** Problem details **
What lines of the data include the string "title"? Copy them all.

(Extracted records)
>> begin

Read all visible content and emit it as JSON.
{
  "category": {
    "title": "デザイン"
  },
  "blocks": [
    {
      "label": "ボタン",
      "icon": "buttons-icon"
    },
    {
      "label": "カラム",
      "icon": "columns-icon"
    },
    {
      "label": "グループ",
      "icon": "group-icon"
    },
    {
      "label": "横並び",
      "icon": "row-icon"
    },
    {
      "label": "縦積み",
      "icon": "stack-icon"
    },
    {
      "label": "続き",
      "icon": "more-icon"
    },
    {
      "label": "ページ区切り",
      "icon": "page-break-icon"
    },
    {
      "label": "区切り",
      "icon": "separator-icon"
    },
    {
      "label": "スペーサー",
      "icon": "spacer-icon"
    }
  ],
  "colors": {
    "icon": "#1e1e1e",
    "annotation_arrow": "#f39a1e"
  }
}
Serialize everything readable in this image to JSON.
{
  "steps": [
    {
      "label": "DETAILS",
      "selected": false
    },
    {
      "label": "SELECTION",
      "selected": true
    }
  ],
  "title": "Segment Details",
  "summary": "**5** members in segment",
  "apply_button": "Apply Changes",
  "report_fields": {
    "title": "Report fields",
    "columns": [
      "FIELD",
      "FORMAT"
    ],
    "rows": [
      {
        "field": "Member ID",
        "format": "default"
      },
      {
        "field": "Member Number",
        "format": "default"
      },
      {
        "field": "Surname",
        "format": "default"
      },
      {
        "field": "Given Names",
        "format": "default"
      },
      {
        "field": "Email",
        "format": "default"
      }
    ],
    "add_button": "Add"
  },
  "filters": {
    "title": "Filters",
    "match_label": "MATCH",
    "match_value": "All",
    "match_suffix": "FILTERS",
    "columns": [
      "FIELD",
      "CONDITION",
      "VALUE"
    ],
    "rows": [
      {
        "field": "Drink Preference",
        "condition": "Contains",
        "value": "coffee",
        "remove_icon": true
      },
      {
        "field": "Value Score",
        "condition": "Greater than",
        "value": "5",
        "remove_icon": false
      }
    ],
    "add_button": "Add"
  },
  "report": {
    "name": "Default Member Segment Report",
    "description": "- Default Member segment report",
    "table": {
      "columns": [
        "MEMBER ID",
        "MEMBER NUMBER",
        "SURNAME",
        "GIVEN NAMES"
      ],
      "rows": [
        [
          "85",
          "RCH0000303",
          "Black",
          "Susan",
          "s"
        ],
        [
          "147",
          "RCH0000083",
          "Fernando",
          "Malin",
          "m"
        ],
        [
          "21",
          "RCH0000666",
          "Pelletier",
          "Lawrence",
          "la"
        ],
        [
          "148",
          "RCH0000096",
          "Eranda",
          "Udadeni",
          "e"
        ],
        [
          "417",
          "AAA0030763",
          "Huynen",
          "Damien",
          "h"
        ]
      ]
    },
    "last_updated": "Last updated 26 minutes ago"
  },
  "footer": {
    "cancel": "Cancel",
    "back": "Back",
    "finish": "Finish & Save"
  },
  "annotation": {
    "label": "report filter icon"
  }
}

>> end

** Finished exercise **
    "title": "デザイン"
  "title": "Segment Details",
    "title": "Report fields",
    "title": "Filters",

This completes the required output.